> **What needs to be done**
Look through the records below, and copy out every line that holds the string "assessed".

Entries from a visual dataset:
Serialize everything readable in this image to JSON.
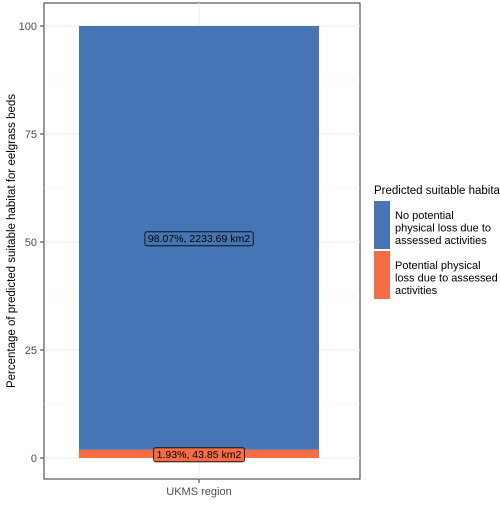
{
  "chart_data": {
    "type": "bar",
    "stacked": true,
    "categories": [
      "UKMS region"
    ],
    "series": [
      {
        "name": "Potential physical loss due to assessed activities",
        "name_lines": [
          "Potential physical",
          "loss due to assessed",
          "activities"
        ],
        "values": [
          1.93
        ],
        "label": "1.93%,   43.85 km2",
        "color": "#F46D43"
      },
      {
        "name": "No potential physical loss due to assessed activities",
        "name_lines": [
          "No potential",
          "physical loss due to",
          "assessed activities"
        ],
        "values": [
          98.07
        ],
        "label": "98.07%, 2233.69 km2",
        "color": "#4575B4"
      }
    ],
    "xlabel": "",
    "ylabel": "Percentage of predicted suitable habitat for eelgrass beds",
    "ylim": [
      0,
      100
    ],
    "yticks": [
      0,
      25,
      50,
      75,
      100
    ],
    "grid": true,
    "legend": {
      "title": "Predicted suitable habitat",
      "placement": "right"
    }
  }
}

> **Task result**
        "name": "Potential physical loss due to assessed activities",
          "loss due to assessed",
        "name": "No potential physical loss due to assessed activities",
          "assessed activities"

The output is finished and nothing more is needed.